■ Short task
Filter these entries, keeping only lines that hold the word "text".

■ Records supplied
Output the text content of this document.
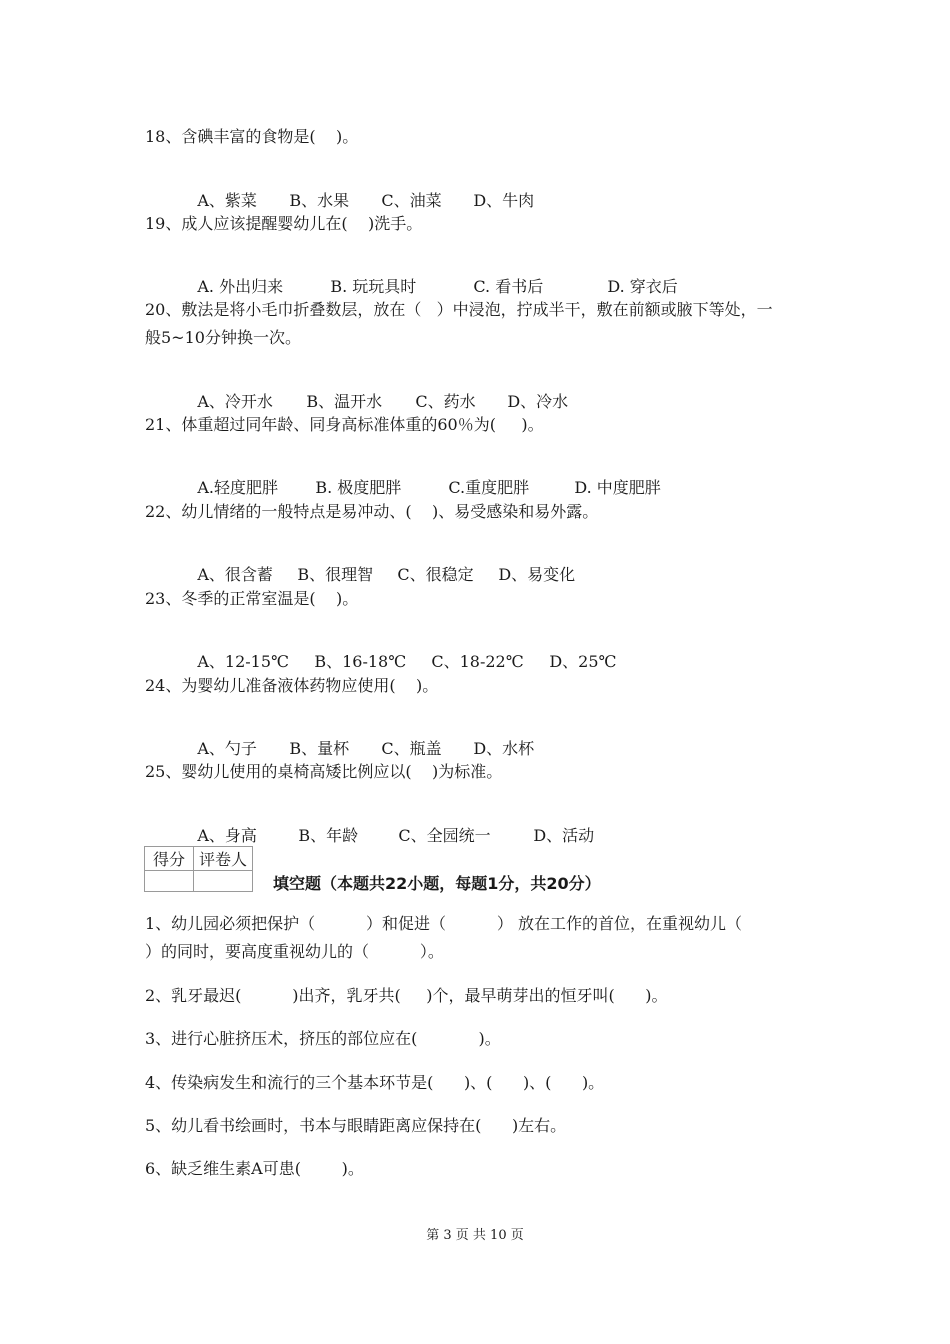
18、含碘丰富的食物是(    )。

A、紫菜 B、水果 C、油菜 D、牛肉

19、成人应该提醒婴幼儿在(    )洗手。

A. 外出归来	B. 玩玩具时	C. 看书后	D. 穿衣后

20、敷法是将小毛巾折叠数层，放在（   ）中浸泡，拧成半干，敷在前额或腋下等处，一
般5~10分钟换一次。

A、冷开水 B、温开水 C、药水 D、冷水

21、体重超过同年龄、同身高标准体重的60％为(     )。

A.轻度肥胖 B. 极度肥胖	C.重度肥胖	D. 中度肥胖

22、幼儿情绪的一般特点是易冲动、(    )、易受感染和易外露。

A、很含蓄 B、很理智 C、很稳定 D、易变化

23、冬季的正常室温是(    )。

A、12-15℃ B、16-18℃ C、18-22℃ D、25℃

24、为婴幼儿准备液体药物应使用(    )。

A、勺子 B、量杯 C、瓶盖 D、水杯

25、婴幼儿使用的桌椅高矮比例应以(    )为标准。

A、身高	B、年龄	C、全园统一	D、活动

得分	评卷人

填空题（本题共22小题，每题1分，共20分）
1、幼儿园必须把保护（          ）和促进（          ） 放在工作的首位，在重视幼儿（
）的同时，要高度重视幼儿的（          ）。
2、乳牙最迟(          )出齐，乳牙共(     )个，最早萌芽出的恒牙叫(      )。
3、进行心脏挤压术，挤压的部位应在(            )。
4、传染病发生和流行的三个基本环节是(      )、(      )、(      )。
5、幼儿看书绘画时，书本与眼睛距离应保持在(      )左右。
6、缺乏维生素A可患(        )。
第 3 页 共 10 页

==

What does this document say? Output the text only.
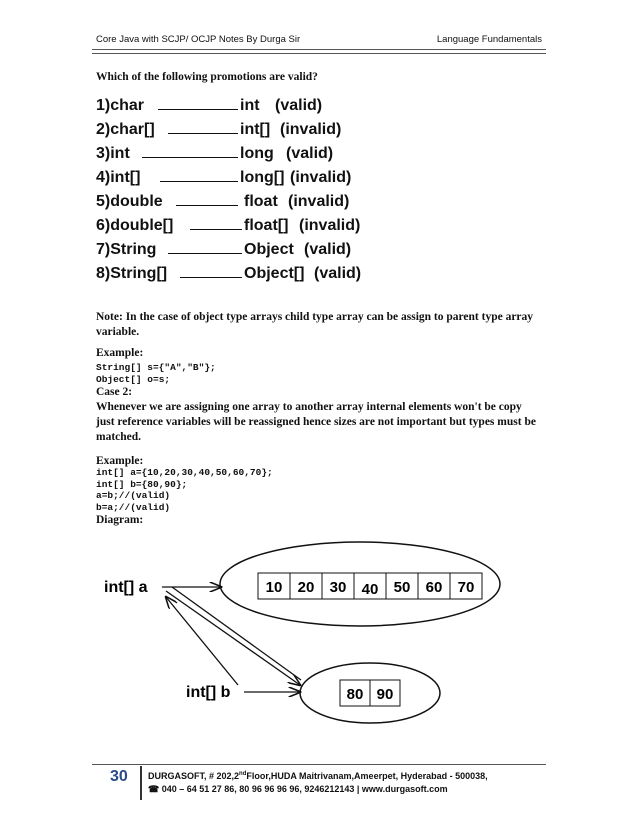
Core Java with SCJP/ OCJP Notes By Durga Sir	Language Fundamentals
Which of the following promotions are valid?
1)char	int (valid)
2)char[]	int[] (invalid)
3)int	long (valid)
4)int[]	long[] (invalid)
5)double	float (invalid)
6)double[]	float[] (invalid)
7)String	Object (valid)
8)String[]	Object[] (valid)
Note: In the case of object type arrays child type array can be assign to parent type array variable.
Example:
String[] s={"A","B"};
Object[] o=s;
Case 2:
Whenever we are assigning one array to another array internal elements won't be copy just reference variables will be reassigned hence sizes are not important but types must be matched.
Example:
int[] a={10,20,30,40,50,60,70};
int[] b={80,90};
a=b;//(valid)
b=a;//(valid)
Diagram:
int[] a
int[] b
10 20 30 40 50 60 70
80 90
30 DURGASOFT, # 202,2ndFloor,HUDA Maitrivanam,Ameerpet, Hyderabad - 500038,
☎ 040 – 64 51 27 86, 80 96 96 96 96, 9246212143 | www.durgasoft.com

■ Correct result
Output the text content of this document.
What does this document say? Output the text only.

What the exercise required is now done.